*WORK INSTRUCTIONS*:
Search the material and gather each line with "interaction" in it.

*Stored entries*:
──────────

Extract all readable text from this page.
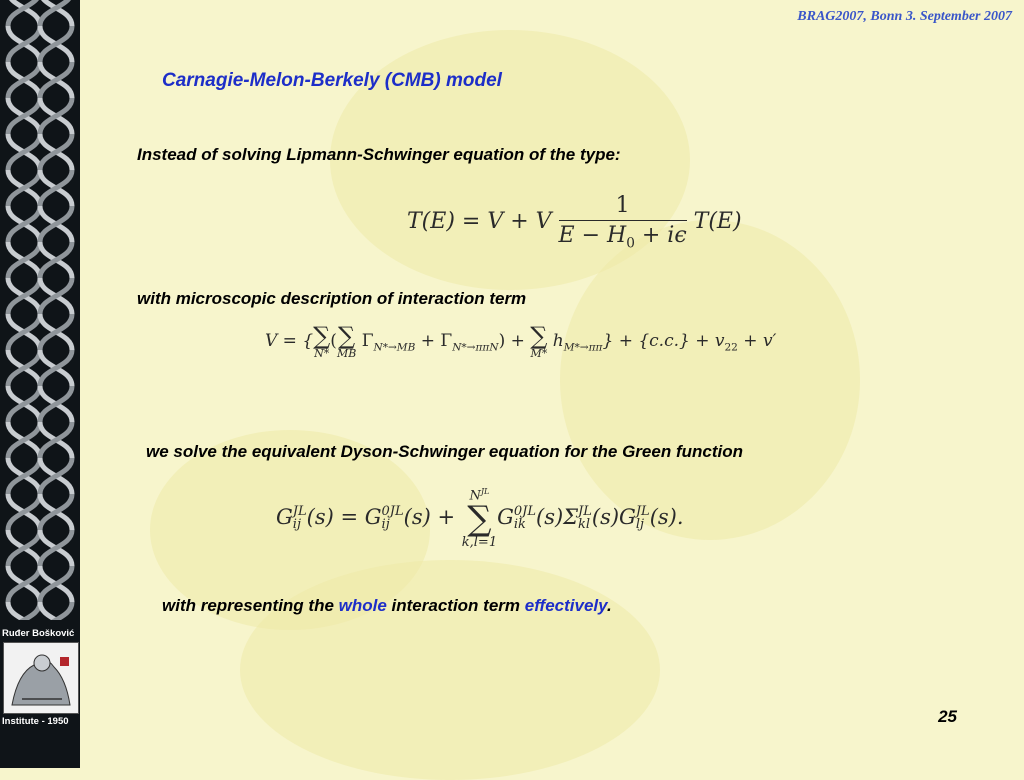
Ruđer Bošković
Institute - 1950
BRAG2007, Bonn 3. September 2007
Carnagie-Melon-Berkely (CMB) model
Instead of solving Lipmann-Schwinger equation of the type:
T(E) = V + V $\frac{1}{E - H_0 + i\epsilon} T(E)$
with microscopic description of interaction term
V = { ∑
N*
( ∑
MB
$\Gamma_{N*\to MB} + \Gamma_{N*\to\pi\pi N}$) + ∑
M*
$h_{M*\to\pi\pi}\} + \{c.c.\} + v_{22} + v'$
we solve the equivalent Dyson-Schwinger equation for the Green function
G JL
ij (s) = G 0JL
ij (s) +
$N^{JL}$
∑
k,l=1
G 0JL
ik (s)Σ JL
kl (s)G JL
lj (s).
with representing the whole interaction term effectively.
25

──────────

*RESULT OF THIS EXERCISE*:
with microscopic description of interaction term
with representing the whole interaction term effectively.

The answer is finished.